══ DATA SUPPLIED ══

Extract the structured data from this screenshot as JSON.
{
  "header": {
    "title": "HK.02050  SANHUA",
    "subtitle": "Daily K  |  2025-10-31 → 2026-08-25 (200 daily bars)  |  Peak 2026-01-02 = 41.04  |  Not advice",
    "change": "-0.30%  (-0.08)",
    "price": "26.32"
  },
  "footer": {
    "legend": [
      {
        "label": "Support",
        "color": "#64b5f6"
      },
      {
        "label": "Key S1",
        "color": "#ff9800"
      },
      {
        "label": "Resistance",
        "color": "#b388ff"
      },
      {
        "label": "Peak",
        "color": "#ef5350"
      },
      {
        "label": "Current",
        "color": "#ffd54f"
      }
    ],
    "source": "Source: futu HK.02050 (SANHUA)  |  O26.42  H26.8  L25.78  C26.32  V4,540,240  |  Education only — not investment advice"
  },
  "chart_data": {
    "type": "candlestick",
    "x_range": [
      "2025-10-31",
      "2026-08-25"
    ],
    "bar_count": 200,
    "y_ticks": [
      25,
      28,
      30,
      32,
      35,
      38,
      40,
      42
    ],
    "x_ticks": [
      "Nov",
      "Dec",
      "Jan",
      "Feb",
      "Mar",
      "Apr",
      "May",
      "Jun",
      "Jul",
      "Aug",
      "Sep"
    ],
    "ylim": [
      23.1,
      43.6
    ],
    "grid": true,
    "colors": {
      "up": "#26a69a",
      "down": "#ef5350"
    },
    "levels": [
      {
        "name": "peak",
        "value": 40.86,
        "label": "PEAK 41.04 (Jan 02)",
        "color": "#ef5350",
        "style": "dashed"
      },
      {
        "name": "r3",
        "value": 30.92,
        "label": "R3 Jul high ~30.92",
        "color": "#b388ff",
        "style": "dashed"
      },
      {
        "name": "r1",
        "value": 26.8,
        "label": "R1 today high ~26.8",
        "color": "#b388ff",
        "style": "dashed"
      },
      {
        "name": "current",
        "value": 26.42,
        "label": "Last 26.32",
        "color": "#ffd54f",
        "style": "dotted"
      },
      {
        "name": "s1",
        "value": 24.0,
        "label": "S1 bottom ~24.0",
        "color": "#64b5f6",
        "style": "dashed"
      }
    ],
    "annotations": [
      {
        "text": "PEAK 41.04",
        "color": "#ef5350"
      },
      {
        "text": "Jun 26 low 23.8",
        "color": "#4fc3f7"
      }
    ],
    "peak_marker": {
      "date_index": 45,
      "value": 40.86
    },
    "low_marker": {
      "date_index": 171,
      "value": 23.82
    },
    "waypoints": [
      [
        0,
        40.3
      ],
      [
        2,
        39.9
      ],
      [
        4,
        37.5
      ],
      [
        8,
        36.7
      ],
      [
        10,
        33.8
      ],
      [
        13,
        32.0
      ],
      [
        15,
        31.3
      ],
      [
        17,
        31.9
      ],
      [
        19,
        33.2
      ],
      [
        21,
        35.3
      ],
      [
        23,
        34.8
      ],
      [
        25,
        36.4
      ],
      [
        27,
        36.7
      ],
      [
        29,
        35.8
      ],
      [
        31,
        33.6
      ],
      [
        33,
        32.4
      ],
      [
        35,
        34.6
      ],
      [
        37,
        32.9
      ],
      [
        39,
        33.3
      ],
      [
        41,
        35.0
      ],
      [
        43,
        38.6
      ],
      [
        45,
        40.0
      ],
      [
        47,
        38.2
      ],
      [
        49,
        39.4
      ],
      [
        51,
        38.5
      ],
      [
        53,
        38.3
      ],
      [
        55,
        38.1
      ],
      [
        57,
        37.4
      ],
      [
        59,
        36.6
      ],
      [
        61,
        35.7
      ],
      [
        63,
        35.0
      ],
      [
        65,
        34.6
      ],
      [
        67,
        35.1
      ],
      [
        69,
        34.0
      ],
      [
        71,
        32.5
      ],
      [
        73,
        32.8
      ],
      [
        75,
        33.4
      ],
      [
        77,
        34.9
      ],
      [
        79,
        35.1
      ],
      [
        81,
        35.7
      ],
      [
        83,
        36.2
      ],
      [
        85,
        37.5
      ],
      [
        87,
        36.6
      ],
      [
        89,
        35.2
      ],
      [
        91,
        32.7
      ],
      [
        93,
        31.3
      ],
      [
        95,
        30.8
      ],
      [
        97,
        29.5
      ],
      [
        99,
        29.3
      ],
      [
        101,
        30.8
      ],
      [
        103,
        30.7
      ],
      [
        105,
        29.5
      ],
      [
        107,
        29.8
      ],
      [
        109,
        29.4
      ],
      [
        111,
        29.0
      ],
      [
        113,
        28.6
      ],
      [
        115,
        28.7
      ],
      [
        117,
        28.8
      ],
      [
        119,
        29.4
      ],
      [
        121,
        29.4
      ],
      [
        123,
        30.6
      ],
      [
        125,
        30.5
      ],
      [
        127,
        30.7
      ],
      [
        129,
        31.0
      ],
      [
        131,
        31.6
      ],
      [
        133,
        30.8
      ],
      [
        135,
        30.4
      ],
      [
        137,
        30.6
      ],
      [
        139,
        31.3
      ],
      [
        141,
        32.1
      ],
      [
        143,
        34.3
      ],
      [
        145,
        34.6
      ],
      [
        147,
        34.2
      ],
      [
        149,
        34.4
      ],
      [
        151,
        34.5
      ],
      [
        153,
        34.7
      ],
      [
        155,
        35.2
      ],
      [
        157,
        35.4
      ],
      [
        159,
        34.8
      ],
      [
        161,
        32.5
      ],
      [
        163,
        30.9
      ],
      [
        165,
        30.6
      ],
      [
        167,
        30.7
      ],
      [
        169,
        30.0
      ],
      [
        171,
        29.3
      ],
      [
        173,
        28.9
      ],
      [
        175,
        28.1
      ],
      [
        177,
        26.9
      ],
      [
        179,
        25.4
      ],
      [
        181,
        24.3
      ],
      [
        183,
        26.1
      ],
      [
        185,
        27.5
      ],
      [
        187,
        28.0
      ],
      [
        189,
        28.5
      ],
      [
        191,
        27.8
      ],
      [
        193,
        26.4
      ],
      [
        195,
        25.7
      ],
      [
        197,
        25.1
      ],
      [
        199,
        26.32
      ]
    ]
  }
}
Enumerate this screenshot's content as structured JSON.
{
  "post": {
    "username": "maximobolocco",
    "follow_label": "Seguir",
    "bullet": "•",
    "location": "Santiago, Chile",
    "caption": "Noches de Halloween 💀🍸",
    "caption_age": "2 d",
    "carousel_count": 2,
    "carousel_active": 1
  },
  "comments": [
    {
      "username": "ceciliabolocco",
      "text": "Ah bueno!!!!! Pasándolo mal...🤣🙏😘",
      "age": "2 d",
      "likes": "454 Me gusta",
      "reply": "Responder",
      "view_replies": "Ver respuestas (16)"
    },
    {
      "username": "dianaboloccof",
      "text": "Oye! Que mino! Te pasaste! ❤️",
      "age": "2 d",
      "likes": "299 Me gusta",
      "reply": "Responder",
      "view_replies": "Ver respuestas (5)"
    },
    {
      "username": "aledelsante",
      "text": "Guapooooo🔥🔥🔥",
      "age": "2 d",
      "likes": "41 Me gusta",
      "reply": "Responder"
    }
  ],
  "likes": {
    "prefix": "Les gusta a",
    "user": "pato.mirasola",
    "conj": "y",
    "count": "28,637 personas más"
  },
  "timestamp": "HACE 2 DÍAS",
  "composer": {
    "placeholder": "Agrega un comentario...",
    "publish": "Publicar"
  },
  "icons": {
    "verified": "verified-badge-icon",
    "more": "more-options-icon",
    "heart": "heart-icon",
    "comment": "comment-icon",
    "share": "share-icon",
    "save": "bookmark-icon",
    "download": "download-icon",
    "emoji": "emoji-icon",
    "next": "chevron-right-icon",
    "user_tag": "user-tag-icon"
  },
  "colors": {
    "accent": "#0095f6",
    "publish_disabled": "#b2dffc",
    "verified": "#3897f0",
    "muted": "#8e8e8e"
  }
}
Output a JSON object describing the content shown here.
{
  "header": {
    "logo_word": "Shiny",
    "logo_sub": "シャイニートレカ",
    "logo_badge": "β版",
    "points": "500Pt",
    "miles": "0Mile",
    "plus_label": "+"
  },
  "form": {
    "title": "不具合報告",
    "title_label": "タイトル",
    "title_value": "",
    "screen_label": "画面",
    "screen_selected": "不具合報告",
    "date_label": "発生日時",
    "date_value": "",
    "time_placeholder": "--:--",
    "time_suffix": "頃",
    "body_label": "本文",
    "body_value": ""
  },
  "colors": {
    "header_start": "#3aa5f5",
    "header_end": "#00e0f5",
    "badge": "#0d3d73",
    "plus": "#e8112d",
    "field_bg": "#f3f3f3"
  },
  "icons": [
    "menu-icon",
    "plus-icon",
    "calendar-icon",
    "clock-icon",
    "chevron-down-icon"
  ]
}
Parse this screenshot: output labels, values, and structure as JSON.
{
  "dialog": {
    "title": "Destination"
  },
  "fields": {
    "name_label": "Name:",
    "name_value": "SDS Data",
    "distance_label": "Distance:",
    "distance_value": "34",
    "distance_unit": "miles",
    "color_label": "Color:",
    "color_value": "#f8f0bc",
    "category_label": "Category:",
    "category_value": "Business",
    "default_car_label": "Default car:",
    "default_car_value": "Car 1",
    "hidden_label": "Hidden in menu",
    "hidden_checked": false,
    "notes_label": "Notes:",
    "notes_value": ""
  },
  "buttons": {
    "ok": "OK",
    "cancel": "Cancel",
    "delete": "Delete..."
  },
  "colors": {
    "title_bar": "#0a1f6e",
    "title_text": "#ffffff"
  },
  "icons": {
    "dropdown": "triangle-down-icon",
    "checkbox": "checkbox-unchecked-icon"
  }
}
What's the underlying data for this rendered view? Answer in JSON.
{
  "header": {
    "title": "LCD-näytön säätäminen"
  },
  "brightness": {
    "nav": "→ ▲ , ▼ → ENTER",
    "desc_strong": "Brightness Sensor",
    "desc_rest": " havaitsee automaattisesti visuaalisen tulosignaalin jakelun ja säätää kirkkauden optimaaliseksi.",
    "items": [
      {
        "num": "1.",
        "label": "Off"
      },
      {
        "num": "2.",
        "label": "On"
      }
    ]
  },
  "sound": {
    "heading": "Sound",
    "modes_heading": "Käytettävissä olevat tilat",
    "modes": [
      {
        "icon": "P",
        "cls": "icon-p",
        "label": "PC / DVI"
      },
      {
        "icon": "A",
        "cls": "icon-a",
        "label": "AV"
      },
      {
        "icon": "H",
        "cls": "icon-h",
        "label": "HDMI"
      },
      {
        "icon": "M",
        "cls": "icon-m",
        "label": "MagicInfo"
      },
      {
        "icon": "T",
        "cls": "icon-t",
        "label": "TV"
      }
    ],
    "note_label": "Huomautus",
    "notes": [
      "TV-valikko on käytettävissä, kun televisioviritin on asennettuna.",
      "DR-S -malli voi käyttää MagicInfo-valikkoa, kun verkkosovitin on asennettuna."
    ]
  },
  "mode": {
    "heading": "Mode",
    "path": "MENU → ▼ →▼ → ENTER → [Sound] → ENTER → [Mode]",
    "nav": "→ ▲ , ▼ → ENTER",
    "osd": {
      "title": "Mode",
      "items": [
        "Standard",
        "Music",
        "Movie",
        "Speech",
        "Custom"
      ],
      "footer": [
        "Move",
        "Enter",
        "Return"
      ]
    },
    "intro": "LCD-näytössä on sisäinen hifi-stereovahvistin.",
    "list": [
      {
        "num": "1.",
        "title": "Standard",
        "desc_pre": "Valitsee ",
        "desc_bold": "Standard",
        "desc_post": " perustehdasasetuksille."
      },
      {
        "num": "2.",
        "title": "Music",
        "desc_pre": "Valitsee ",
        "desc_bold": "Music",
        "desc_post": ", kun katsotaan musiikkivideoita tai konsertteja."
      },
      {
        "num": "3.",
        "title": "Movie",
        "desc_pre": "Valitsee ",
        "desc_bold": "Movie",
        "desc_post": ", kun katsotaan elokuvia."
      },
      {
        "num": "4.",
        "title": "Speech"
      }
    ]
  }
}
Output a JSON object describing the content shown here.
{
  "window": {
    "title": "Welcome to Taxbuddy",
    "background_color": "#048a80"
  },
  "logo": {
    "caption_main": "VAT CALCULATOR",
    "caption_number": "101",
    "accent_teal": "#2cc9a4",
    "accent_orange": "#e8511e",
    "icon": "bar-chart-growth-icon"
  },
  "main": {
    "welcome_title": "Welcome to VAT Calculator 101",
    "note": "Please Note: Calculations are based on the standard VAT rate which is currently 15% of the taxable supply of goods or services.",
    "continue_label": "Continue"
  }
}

═══

- _EXERCISE_
Count how many lines of the listing above include "chevron" and report that number alone.

- _THE RESULT_
2